-- Start Source excerpt --

Sid: You know I hear that word a lot it seems to me that everyone is dysfunctional to a degree but what do you really mean when you say dysfunctional family?

Jean: It was a new word we learned too but that’s where we were don’t trust, and don’t talk and don’t feel.  I was not allow to cry around the children so if I had feelings and I was really hurt I would have to stay up late at night after the children had gone to bed and just cry and pour my heart out to God and say “What am I going to do help me not to hate him and please help me learn how to forgive” and things like that.

Sid: But there’s a better way to live. But if let’s suppose you decide that you want to live that way and your husband did not and Doug did not is there anything that can be done for him?

Jean: Well prayer I prayed with my church and I began to pray and God finally sent someone into our lives to help us.

Doug: But you know though the fact is that if there’s a problem with me she cannot change me God and the Holy Spirit in me can change me.

Sid:  In fact the more she tried to change you I bed the more you resisted.

-- End Source excerpt --
-- Start Collected material --

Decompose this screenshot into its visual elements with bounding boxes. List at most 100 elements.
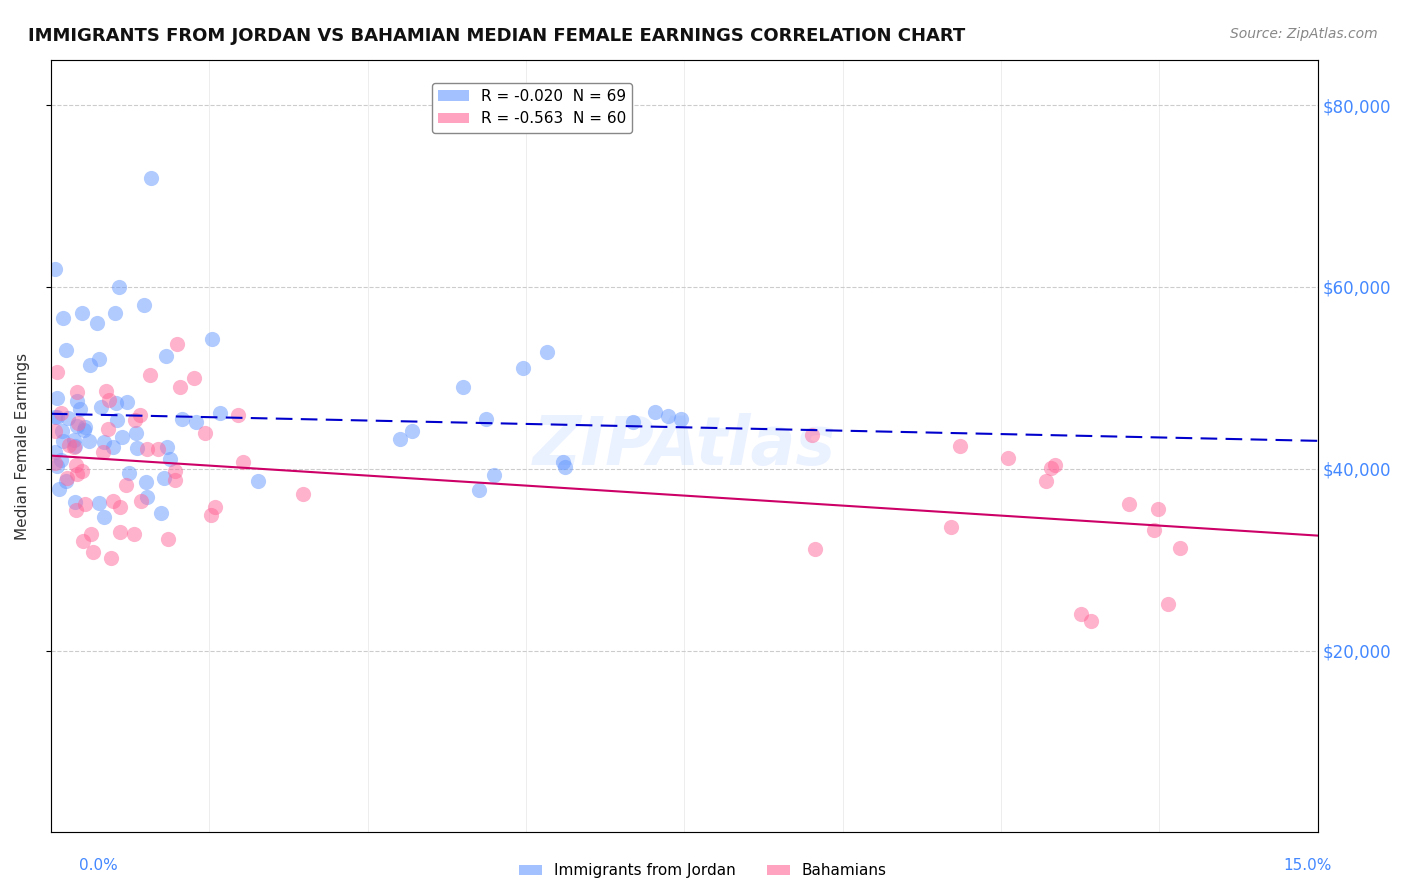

-- End Collected material --

Short problem 1: In the interview transcript, what does Jean say she was not allowed to do around the children?
Short problem 2: Return the passage of the interview transcript from "Sid: But there’s" up to and including "done for him?", copied word for word.
The data that accompany the interview transcript are separate material.

Full response 1: She was not allowed to cry around the children.

Full response 2:
Sid: But there’s a better way to live. But if let’s suppose you decide that you want to live that way and your husband did not and Doug did not is there anything that can be done for him?